● **Written exercise**
Find each line holding the word "tələbləri" and give the number of such lines, nothing else.

● **Supplied records**
● ● ● ● ● ● ●

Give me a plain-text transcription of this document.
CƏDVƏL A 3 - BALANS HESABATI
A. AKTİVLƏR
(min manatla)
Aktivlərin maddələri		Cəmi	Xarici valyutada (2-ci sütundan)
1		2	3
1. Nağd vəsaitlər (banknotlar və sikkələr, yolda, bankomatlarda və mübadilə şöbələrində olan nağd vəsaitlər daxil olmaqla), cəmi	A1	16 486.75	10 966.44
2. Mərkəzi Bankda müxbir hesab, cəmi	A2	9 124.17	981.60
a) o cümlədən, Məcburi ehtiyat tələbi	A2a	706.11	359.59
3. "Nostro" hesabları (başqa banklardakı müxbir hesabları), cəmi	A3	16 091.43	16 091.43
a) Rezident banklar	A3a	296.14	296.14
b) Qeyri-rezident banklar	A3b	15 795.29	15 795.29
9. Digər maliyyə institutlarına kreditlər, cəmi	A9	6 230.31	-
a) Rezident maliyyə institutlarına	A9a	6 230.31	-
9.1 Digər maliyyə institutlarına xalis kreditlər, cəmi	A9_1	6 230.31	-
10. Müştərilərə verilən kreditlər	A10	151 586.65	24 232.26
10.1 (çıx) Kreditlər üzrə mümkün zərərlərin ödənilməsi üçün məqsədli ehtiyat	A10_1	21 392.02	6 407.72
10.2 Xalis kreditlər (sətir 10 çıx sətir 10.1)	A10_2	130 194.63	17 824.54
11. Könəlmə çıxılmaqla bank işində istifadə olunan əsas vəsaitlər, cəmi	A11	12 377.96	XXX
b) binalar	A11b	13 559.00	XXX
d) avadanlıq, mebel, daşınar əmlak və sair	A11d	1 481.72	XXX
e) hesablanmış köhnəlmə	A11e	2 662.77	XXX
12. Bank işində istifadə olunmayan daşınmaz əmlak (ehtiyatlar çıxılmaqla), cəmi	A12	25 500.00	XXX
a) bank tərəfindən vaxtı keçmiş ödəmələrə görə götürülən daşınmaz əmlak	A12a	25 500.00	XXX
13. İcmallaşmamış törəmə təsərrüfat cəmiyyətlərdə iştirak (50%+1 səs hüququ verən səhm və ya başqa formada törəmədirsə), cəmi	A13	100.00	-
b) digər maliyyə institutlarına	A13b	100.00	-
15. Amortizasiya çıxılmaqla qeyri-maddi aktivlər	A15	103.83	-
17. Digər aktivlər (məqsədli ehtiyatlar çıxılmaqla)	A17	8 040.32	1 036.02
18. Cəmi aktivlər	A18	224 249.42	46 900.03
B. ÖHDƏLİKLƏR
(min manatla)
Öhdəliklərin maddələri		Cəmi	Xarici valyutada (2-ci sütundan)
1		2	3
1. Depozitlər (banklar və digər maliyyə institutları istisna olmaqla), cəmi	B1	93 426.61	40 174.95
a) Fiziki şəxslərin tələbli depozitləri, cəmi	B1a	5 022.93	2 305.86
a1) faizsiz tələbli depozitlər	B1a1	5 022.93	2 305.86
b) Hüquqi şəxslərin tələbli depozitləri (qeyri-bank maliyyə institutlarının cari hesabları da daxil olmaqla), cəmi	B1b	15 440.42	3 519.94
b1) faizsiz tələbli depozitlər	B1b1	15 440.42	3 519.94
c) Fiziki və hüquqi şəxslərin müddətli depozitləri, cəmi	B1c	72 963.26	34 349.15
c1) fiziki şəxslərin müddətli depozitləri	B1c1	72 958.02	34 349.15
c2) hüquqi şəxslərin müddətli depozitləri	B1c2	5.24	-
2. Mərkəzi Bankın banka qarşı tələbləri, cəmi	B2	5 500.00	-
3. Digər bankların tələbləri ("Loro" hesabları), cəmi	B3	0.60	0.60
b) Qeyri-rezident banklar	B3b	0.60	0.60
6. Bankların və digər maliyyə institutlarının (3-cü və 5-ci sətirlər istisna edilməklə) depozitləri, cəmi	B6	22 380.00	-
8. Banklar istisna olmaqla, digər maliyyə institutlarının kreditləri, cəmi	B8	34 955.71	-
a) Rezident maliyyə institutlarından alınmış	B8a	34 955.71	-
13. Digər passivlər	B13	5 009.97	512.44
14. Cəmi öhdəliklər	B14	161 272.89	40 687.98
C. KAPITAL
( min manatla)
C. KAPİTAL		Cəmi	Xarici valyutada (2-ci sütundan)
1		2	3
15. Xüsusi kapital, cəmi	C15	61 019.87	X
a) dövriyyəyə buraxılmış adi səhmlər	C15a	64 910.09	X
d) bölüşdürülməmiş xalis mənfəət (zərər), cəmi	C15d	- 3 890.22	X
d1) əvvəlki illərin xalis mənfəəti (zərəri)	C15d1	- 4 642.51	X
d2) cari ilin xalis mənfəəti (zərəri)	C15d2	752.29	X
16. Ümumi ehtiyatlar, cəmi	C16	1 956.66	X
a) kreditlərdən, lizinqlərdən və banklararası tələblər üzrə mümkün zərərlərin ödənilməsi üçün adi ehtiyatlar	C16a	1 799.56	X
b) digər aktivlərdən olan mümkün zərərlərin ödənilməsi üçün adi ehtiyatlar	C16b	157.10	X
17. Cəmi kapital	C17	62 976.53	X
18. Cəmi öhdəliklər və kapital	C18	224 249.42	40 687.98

● ● ● ● ● ● ●

● **Written reply**
2